Data items:
----------------------------------------

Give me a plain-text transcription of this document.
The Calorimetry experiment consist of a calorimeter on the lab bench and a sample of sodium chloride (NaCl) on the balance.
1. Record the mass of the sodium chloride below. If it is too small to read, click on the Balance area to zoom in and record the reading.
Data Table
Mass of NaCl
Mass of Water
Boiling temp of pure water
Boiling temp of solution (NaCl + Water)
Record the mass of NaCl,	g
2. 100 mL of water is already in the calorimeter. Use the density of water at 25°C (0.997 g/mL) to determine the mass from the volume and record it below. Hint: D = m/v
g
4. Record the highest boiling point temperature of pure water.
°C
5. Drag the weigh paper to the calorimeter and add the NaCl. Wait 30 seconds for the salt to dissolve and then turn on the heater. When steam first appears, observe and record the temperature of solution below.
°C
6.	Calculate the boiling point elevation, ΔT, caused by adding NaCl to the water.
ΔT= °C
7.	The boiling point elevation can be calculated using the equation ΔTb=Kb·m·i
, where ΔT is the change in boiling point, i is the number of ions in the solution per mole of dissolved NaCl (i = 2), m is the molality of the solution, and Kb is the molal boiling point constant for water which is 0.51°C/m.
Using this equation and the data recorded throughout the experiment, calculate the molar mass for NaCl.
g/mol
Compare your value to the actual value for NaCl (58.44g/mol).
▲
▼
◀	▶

----------------------------------------

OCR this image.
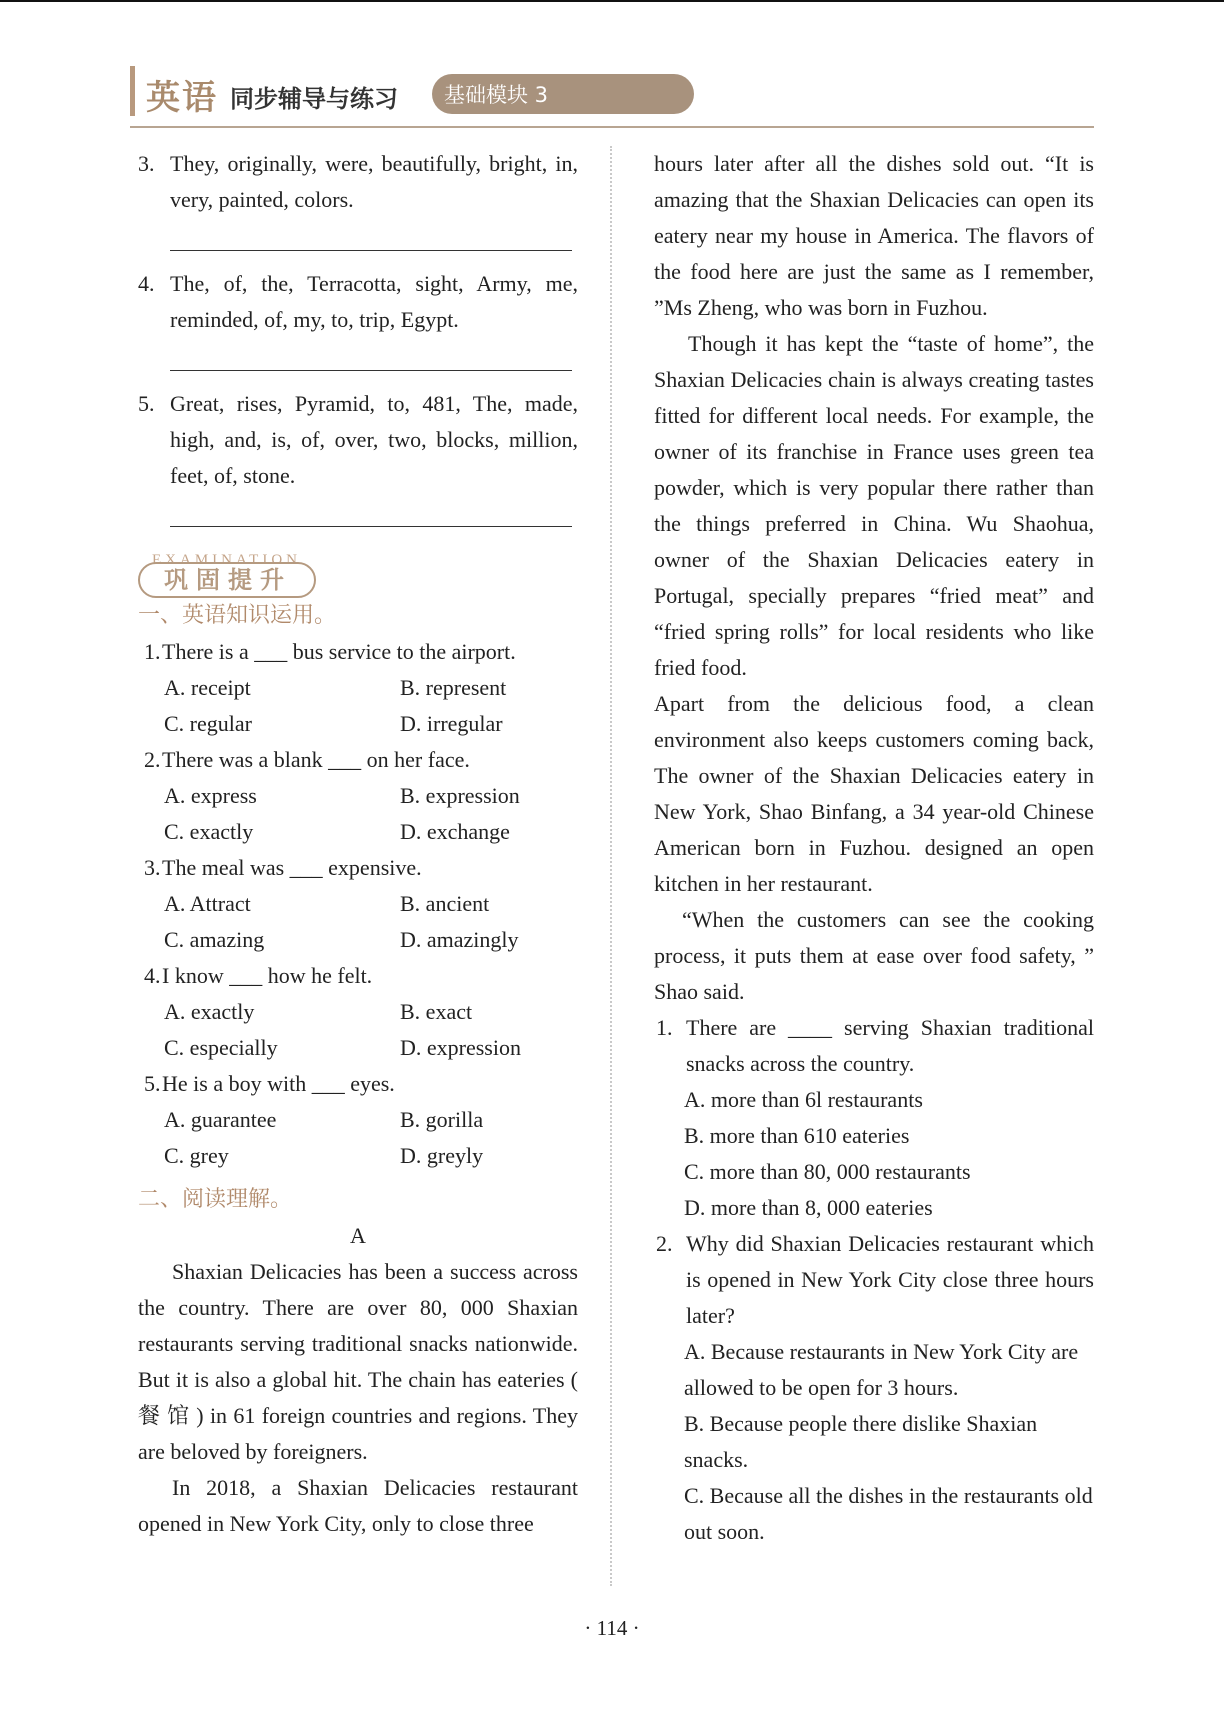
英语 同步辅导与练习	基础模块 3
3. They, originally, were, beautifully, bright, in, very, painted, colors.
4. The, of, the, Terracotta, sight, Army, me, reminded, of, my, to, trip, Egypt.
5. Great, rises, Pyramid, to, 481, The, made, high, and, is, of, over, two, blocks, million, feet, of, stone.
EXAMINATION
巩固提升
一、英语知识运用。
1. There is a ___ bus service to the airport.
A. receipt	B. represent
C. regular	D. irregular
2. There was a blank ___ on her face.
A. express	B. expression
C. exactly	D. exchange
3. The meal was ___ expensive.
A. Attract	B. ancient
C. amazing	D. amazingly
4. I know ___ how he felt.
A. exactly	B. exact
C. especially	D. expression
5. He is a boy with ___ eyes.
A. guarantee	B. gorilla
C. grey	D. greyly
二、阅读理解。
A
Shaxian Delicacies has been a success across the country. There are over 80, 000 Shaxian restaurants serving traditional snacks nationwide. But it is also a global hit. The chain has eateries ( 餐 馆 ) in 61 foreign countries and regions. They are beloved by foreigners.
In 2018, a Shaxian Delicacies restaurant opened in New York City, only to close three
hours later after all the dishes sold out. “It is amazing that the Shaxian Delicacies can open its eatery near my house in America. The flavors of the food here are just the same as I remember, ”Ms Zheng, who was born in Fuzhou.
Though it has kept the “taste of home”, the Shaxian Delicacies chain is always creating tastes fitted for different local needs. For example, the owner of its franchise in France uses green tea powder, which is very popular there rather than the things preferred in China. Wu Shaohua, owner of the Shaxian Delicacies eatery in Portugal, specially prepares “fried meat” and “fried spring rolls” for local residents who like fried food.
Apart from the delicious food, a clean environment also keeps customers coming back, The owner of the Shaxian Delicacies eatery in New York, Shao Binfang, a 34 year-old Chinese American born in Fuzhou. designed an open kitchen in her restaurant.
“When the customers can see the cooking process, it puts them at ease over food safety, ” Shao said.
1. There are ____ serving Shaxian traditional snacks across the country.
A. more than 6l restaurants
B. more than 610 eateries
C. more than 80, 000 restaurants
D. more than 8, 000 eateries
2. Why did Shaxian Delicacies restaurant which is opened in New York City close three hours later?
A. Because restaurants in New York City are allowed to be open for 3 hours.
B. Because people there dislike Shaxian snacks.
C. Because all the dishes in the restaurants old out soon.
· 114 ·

----------------------------------------

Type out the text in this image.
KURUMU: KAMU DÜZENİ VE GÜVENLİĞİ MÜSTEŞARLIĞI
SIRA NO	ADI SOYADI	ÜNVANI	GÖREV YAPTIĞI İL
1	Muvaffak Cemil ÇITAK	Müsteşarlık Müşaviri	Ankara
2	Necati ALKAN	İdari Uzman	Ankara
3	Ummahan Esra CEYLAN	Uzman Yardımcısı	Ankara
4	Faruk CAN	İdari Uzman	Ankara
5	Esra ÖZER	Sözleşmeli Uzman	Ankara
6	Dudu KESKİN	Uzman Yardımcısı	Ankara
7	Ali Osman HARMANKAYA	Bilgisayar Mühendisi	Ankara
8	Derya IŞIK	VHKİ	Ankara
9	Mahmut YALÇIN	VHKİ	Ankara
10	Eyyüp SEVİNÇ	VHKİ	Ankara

----------------------------------------

Look through the listing above. Pick out each line with "York" and copy it.

- [FINISHED EXERCISE]:
In 2018, a Shaxian Delicacies restaurant opened in New York City, only to close three
Apart from the delicious food, a clean environment also keeps customers coming back, The owner of the Shaxian Delicacies eatery in New York, Shao Binfang, a 34 year-old Chinese American born in Fuzhou. designed an open kitchen in her restaurant.
2. Why did Shaxian Delicacies restaurant which is opened in New York City close three hours later?
A. Because restaurants in New York City are allowed to be open for 3 hours.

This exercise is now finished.